■ **WHAT TO DO**:
Render the material again word for word, skipping the pictures in it.

■ **STORED ROWS**:

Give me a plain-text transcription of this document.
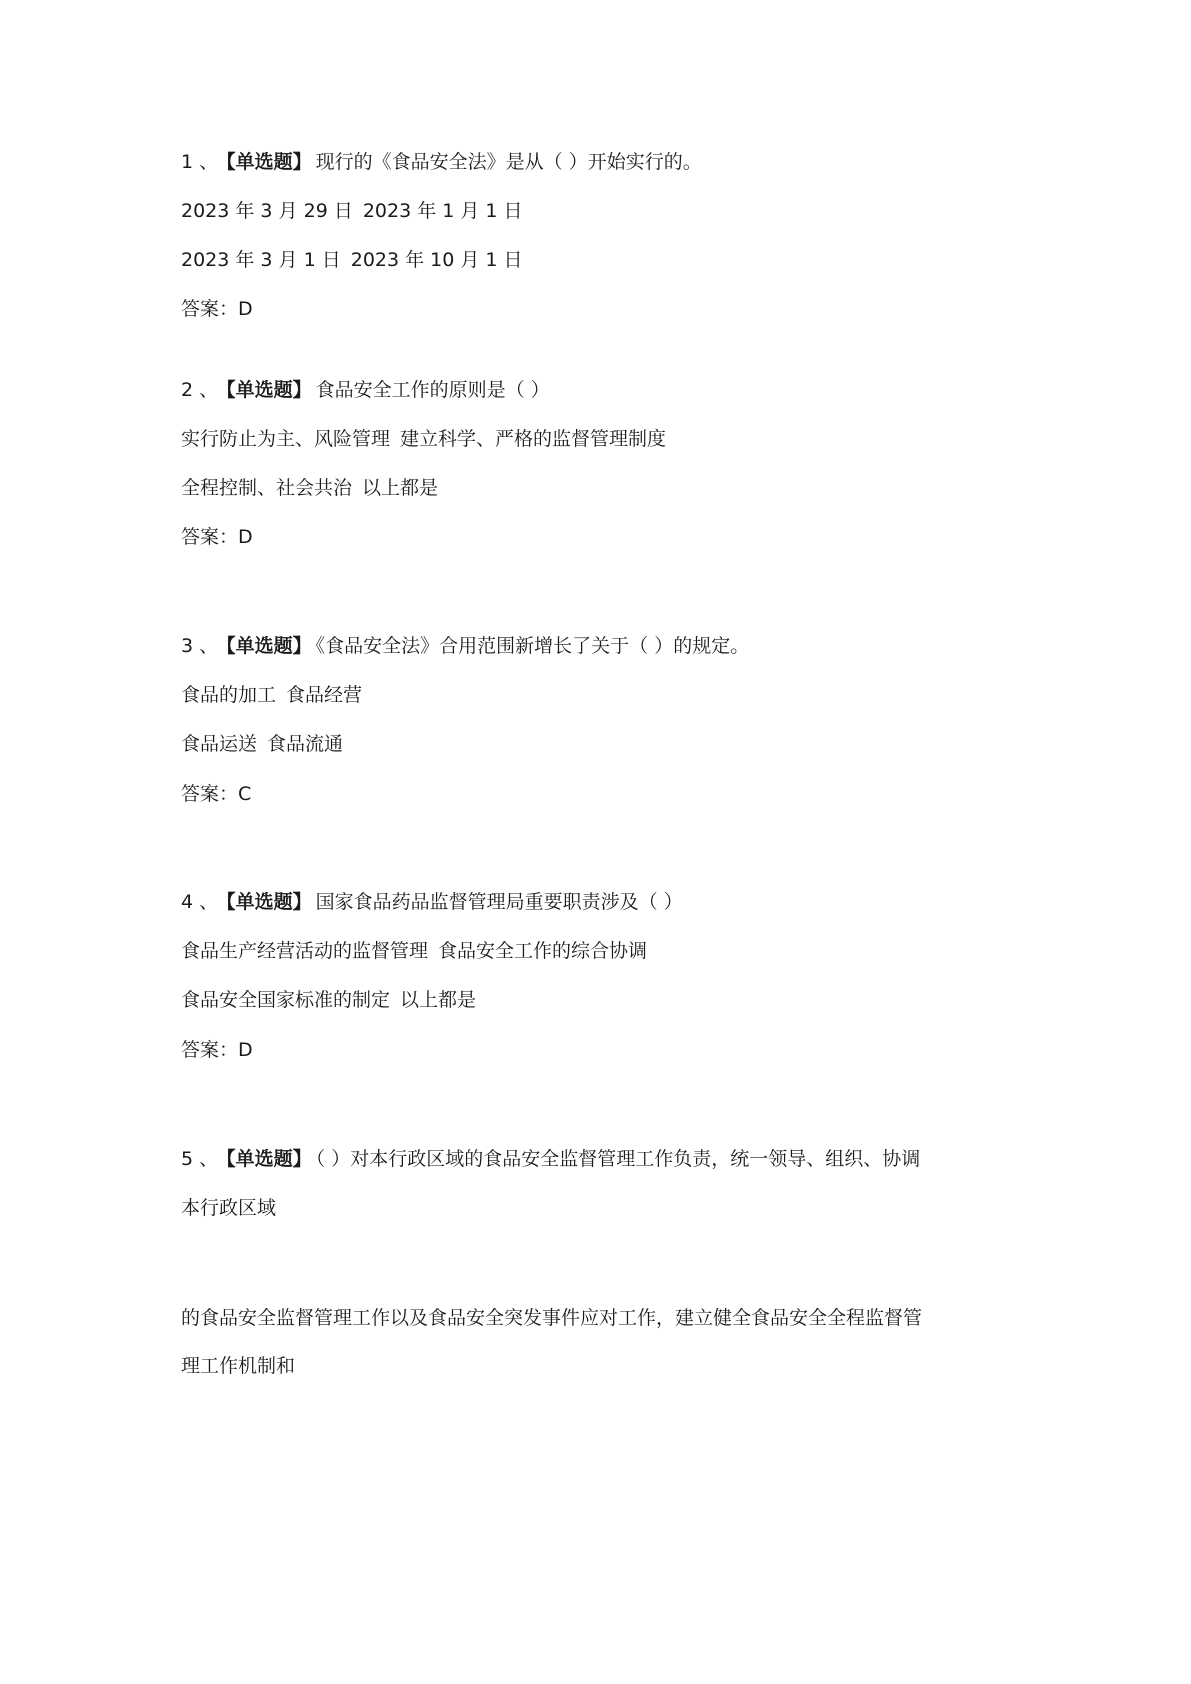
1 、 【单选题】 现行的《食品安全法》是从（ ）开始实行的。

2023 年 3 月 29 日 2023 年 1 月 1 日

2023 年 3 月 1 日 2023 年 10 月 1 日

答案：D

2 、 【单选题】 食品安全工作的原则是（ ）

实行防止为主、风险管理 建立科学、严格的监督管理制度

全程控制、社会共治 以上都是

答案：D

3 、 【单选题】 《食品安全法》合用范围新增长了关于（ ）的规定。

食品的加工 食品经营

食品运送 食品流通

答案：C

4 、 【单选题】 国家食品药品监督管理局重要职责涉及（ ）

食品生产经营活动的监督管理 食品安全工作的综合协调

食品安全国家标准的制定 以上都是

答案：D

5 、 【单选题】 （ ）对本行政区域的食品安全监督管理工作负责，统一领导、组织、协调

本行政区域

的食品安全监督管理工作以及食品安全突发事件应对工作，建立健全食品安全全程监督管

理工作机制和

■ **ANSWER BELOW**:
Give me a plain-text transcription of this document.
1 、 【单选题】 现行的《食品安全法》是从（ ）开始实行的。

2023 年 3 月 29 日 2023 年 1 月 1 日

2023 年 3 月 1 日 2023 年 10 月 1 日

答案：D

2 、 【单选题】 食品安全工作的原则是（ ）

实行防止为主、风险管理 建立科学、严格的监督管理制度

全程控制、社会共治 以上都是

答案：D

3 、 【单选题】 《食品安全法》合用范围新增长了关于（ ）的规定。

食品的加工 食品经营

食品运送 食品流通

答案：C

4 、 【单选题】 国家食品药品监督管理局重要职责涉及（ ）

食品生产经营活动的监督管理 食品安全工作的综合协调

食品安全国家标准的制定 以上都是

答案：D

5 、 【单选题】 （ ）对本行政区域的食品安全监督管理工作负责，统一领导、组织、协调

本行政区域

的食品安全监督管理工作以及食品安全突发事件应对工作，建立健全食品安全全程监督管

理工作机制和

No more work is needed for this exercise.